EXERCISE GOAL:
Filter the records for lines holding the string "title".

Extracts from a graphics dataset:

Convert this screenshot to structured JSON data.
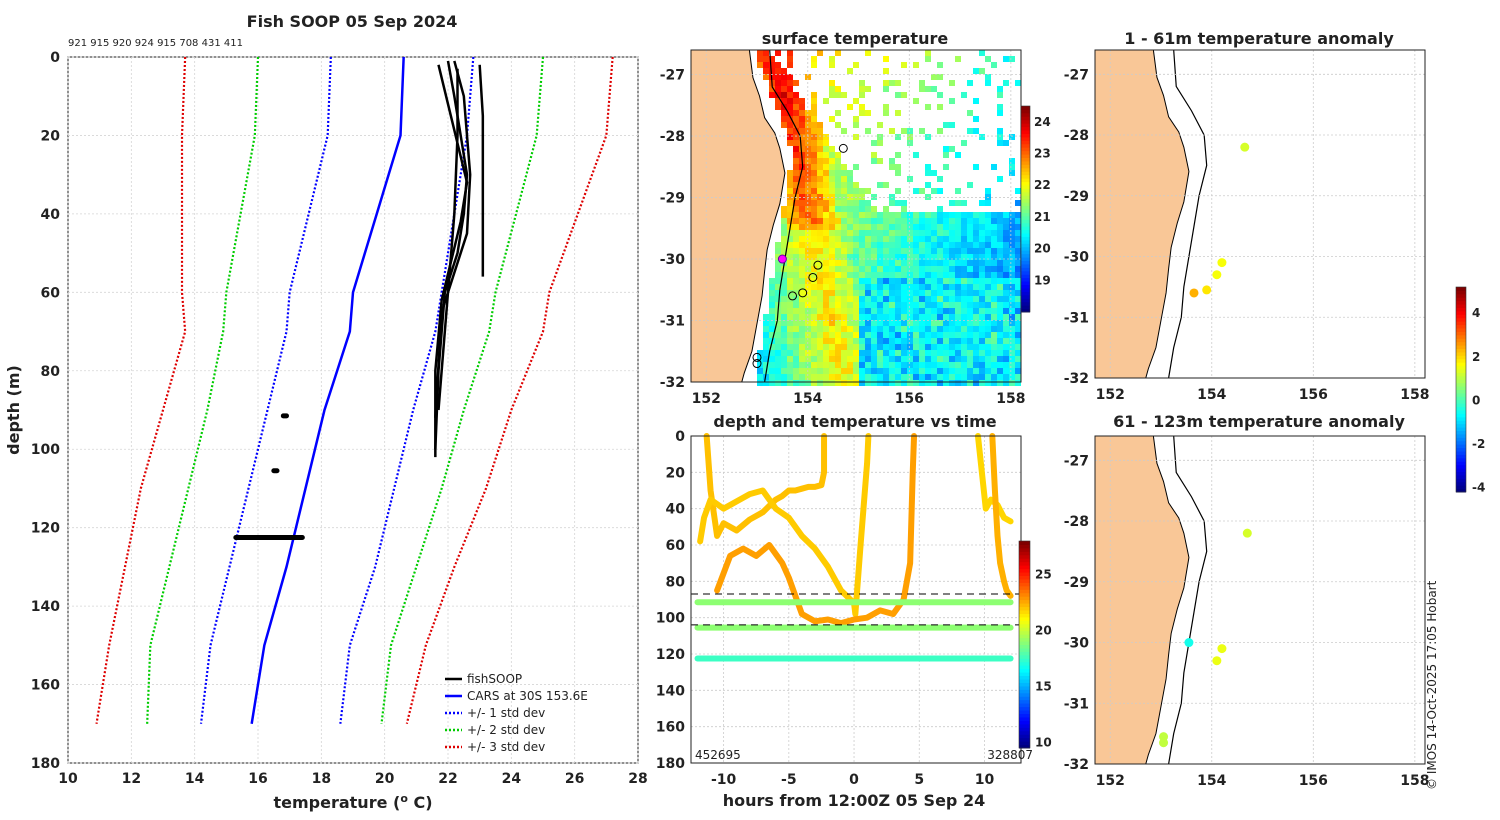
{
  "figure": {
    "copyright": "© IMOS 14-Oct-2025 17:05 Hobart"
  },
  "profile": {
    "title": "Fish SOOP 05 Sep 2024",
    "ids_line": "921 915 920 924 915 708 431 411",
    "xlabel": "temperature (",
    "xlabel_sup": "o",
    "xlabel_end": " C)",
    "ylabel": "depth (m)",
    "xticks": [
      "10",
      "12",
      "14",
      "16",
      "18",
      "20",
      "22",
      "24",
      "26",
      "28"
    ],
    "yticks": [
      "0",
      "20",
      "40",
      "60",
      "80",
      "100",
      "120",
      "140",
      "160",
      "180"
    ],
    "legend": [
      "fishSOOP",
      "CARS at 30S 153.6E",
      "+/- 1 std dev",
      "+/- 2 std dev",
      "+/- 3 std dev"
    ]
  },
  "chart_data": [
    {
      "type": "line",
      "name": "temperature profiles",
      "title": "Fish SOOP 05 Sep 2024",
      "xlabel": "temperature (o C)",
      "ylabel": "depth (m)",
      "xlim": [
        10,
        28
      ],
      "ylim": [
        180,
        0
      ],
      "depth": [
        0,
        20,
        60,
        70,
        90,
        110,
        130,
        150,
        170
      ],
      "series": [
        {
          "name": "CARS at 30S 153.6E",
          "color": "#0000ff",
          "style": "solid",
          "values": [
            20.6,
            20.5,
            19.0,
            18.9,
            18.1,
            17.5,
            16.9,
            16.2,
            15.8
          ]
        },
        {
          "name": "+1 std dev",
          "color": "#0000ff",
          "style": "dotted",
          "values": [
            22.8,
            22.6,
            21.8,
            21.6,
            20.9,
            20.3,
            19.7,
            18.9,
            18.6
          ]
        },
        {
          "name": "-1 std dev",
          "color": "#0000ff",
          "style": "dotted",
          "values": [
            18.3,
            18.2,
            17.0,
            16.9,
            16.3,
            15.7,
            15.1,
            14.5,
            14.2
          ]
        },
        {
          "name": "+2 std dev",
          "color": "#00cc00",
          "style": "dotted",
          "values": [
            25.0,
            24.8,
            23.5,
            23.3,
            22.5,
            21.8,
            21.0,
            20.2,
            19.9
          ]
        },
        {
          "name": "-2 std dev",
          "color": "#00cc00",
          "style": "dotted",
          "values": [
            16.0,
            15.9,
            15.0,
            14.9,
            14.4,
            13.8,
            13.2,
            12.6,
            12.5
          ]
        },
        {
          "name": "+3 std dev",
          "color": "#dd0000",
          "style": "dotted",
          "values": [
            27.2,
            27.0,
            25.2,
            25.0,
            24.0,
            23.2,
            22.2,
            21.3,
            20.7
          ]
        },
        {
          "name": "-3 std dev",
          "color": "#dd0000",
          "style": "dotted",
          "values": [
            13.7,
            13.6,
            13.6,
            13.7,
            13.0,
            12.3,
            11.8,
            11.3,
            10.9
          ]
        }
      ],
      "fishSOOP": [
        {
          "temp": [
            22.0,
            22.2,
            22.4,
            22.6,
            22.5,
            22.3,
            21.9,
            21.7,
            21.6
          ],
          "depth": [
            1,
            10,
            20,
            30,
            40,
            50,
            60,
            80,
            100
          ]
        },
        {
          "temp": [
            21.7,
            22.0,
            22.3,
            22.6,
            22.4,
            22.1,
            21.8,
            21.6,
            21.6
          ],
          "depth": [
            2,
            12,
            22,
            32,
            42,
            52,
            62,
            80,
            102
          ]
        },
        {
          "temp": [
            22.2,
            22.5,
            22.6,
            22.7,
            22.6,
            22.2,
            21.8,
            21.6
          ],
          "depth": [
            1,
            10,
            20,
            30,
            45,
            55,
            65,
            92
          ]
        },
        {
          "temp": [
            23.0,
            23.1,
            23.1,
            23.1,
            23.1
          ],
          "depth": [
            2,
            15,
            30,
            45,
            56
          ]
        },
        {
          "temp": [
            22.3,
            22.3,
            22.2,
            22.0,
            21.7
          ],
          "depth": [
            3,
            20,
            40,
            60,
            90
          ]
        }
      ],
      "fishSOOP_clusters": [
        {
          "temp_min": 15.3,
          "temp_max": 17.4,
          "depth": 122.5
        },
        {
          "temp_min": 16.8,
          "temp_max": 16.9,
          "depth": 91.5
        },
        {
          "temp_min": 16.5,
          "temp_max": 16.6,
          "depth": 105.5
        }
      ]
    },
    {
      "type": "heatmap",
      "name": "surface temperature map",
      "title": "surface temperature",
      "xticks": [
        "152",
        "154",
        "156",
        "158"
      ],
      "yticks": [
        "-27",
        "-28",
        "-29",
        "-30",
        "-31",
        "-32"
      ],
      "xlim": [
        151.7,
        158.2
      ],
      "ylim": [
        -32,
        -26.6
      ],
      "colorbar": {
        "ticks": [
          "24",
          "23",
          "22",
          "21",
          "20",
          "19"
        ],
        "range": [
          18,
          24.5
        ]
      },
      "stations": [
        {
          "lon": 154.7,
          "lat": -28.2
        },
        {
          "lon": 154.2,
          "lat": -30.1
        },
        {
          "lon": 154.1,
          "lat": -30.3
        },
        {
          "lon": 153.9,
          "lat": -30.55
        },
        {
          "lon": 153.7,
          "lat": -30.6
        },
        {
          "lon": 153.5,
          "lat": -30.0,
          "highlight": true
        },
        {
          "lon": 153.0,
          "lat": -31.6
        },
        {
          "lon": 153.0,
          "lat": -31.7
        }
      ]
    },
    {
      "type": "line",
      "name": "depth and temperature vs time",
      "title": "depth and temperature vs time",
      "xlabel": "hours from 12:00Z 05 Sep 24",
      "xticks": [
        "-10",
        "-5",
        "0",
        "5",
        "10"
      ],
      "yticks": [
        "0",
        "20",
        "40",
        "60",
        "80",
        "100",
        "120",
        "140",
        "160",
        "180"
      ],
      "xlim": [
        -12.5,
        12.8
      ],
      "ylim": [
        180,
        0
      ],
      "colorbar": {
        "ticks": [
          "25",
          "20",
          "15",
          "10"
        ],
        "range": [
          9.5,
          28
        ]
      },
      "corner_left": "452695",
      "corner_right": "328807",
      "dashed_depths": [
        87,
        104
      ],
      "tracks": [
        {
          "temp": 22.2,
          "hours": [
            -11.3,
            -11.0,
            -10.5,
            -10.0,
            -9.0,
            -8.0,
            -7.0,
            -6.0,
            -5.5,
            -5.0,
            -4.5,
            -4.0,
            -3.5,
            -3.0,
            -2.5,
            -2.3,
            -2.3
          ],
          "depth": [
            0,
            30,
            55,
            48,
            52,
            46,
            42,
            35,
            33,
            30,
            30,
            29,
            28,
            28,
            27,
            20,
            0
          ]
        },
        {
          "temp": 22.0,
          "hours": [
            -11.8,
            -11.5,
            -11.0,
            -10.0,
            -9.0,
            -8.0,
            -7.0,
            -6.0,
            -5.0,
            -4.0,
            -3.0,
            -2.0,
            -1.0,
            0.0,
            0.1,
            0.5,
            1.0,
            1.1
          ],
          "depth": [
            58,
            45,
            35,
            40,
            36,
            32,
            30,
            40,
            45,
            55,
            62,
            72,
            85,
            92,
            98,
            60,
            15,
            0
          ]
        },
        {
          "temp": 22.8,
          "hours": [
            -10.5,
            -9.5,
            -8.5,
            -7.5,
            -6.5,
            -5.5,
            -5.0,
            -4.0,
            -3.0,
            -2.0,
            -1.0,
            0.0,
            1.0,
            2.0,
            3.0,
            3.8,
            4.3,
            4.5,
            4.6
          ],
          "depth": [
            85,
            66,
            62,
            66,
            60,
            70,
            78,
            98,
            102,
            101,
            103,
            101,
            100,
            96,
            98,
            90,
            70,
            20,
            0
          ]
        },
        {
          "temp": 21.8,
          "hours": [
            9.5,
            9.8,
            10.1,
            10.5,
            11.0,
            11.5,
            12.0
          ],
          "depth": [
            0,
            20,
            40,
            35,
            38,
            45,
            47
          ]
        },
        {
          "temp": 22.5,
          "hours": [
            10.6,
            10.8,
            11.0,
            11.2,
            11.5,
            11.7,
            12.0
          ],
          "depth": [
            0,
            30,
            55,
            70,
            80,
            85,
            88
          ]
        },
        {
          "temp": 19.0,
          "hours": [
            -12.0,
            12.0
          ],
          "depth": [
            91.5,
            91.5
          ]
        },
        {
          "temp": 19.0,
          "hours": [
            -12.0,
            12.0
          ],
          "depth": [
            105.5,
            105.5
          ]
        },
        {
          "temp": 17.5,
          "hours": [
            -12.0,
            12.0
          ],
          "depth": [
            122.5,
            122.5
          ]
        }
      ]
    },
    {
      "type": "scatter",
      "name": "1-61m anomaly",
      "title": "1 - 61m temperature anomaly",
      "xticks": [
        "152",
        "154",
        "156",
        "158"
      ],
      "yticks": [
        "-27",
        "-28",
        "-29",
        "-30",
        "-31",
        "-32"
      ],
      "xlim": [
        151.7,
        158.2
      ],
      "ylim": [
        -32,
        -26.6
      ],
      "points": [
        {
          "lon": 154.65,
          "lat": -28.2,
          "anom": 1.3
        },
        {
          "lon": 154.2,
          "lat": -30.1,
          "anom": 1.6
        },
        {
          "lon": 154.1,
          "lat": -30.3,
          "anom": 1.6
        },
        {
          "lon": 153.9,
          "lat": -30.55,
          "anom": 1.9
        },
        {
          "lon": 153.65,
          "lat": -30.6,
          "anom": 2.4
        }
      ]
    },
    {
      "type": "scatter",
      "name": "61-123m anomaly",
      "title": "61 - 123m temperature anomaly",
      "xticks": [
        "152",
        "154",
        "156",
        "158"
      ],
      "yticks": [
        "-27",
        "-28",
        "-29",
        "-30",
        "-31",
        "-32"
      ],
      "xlim": [
        151.7,
        158.2
      ],
      "ylim": [
        -32,
        -26.6
      ],
      "colorbar": {
        "ticks": [
          "4",
          "2",
          "0",
          "-2",
          "-4"
        ],
        "range": [
          -4.2,
          5.2
        ]
      },
      "points": [
        {
          "lon": 154.7,
          "lat": -28.2,
          "anom": 1.3
        },
        {
          "lon": 154.2,
          "lat": -30.1,
          "anom": 1.5
        },
        {
          "lon": 154.1,
          "lat": -30.3,
          "anom": 1.5
        },
        {
          "lon": 153.55,
          "lat": -30.0,
          "anom": -0.5
        },
        {
          "lon": 153.05,
          "lat": -31.55,
          "anom": 1.1
        },
        {
          "lon": 153.05,
          "lat": -31.65,
          "anom": 1.1
        }
      ]
    }
  ]
}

EXERCISE ANSWER:
    "title": "Fish SOOP 05 Sep 2024",
      "title": "Fish SOOP 05 Sep 2024",
      "title": "surface temperature",
      "title": "depth and temperature vs time",
      "title": "1 - 61m temperature anomaly",
      "title": "61 - 123m temperature anomaly",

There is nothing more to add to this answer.